Dataset items:
** begin **
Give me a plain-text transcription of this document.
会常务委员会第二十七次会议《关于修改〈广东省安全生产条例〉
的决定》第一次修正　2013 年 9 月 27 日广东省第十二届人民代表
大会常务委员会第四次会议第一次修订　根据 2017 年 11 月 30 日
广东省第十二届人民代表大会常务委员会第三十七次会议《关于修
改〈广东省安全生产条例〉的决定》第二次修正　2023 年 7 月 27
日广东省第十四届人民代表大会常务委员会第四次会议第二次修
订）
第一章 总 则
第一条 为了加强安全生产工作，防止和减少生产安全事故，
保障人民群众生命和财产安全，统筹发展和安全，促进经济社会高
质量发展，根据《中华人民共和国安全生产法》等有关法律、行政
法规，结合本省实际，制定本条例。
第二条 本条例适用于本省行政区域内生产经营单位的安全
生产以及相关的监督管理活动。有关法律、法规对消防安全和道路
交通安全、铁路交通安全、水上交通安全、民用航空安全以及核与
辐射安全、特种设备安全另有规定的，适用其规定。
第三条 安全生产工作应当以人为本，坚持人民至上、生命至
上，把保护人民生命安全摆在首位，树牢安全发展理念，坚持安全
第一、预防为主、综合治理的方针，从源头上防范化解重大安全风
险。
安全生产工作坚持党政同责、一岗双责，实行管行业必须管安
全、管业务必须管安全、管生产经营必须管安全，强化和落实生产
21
** end **
Given problem: Your task is to reproduce the whole listing exactly.

Exercise answer:
Give me a plain-text transcription of this document.
会常务委员会第二十七次会议《关于修改〈广东省安全生产条例〉
的决定》第一次修正　2013 年 9 月 27 日广东省第十二届人民代表
大会常务委员会第四次会议第一次修订　根据 2017 年 11 月 30 日
广东省第十二届人民代表大会常务委员会第三十七次会议《关于修
改〈广东省安全生产条例〉的决定》第二次修正　2023 年 7 月 27
日广东省第十四届人民代表大会常务委员会第四次会议第二次修
订）
第一章 总 则
第一条 为了加强安全生产工作，防止和减少生产安全事故，
保障人民群众生命和财产安全，统筹发展和安全，促进经济社会高
质量发展，根据《中华人民共和国安全生产法》等有关法律、行政
法规，结合本省实际，制定本条例。
第二条 本条例适用于本省行政区域内生产经营单位的安全
生产以及相关的监督管理活动。有关法律、法规对消防安全和道路
交通安全、铁路交通安全、水上交通安全、民用航空安全以及核与
辐射安全、特种设备安全另有规定的，适用其规定。
第三条 安全生产工作应当以人为本，坚持人民至上、生命至
上，把保护人民生命安全摆在首位，树牢安全发展理念，坚持安全
第一、预防为主、综合治理的方针，从源头上防范化解重大安全风
险。
安全生产工作坚持党政同责、一岗双责，实行管行业必须管安
全、管业务必须管安全、管生产经营必须管安全，强化和落实生产
21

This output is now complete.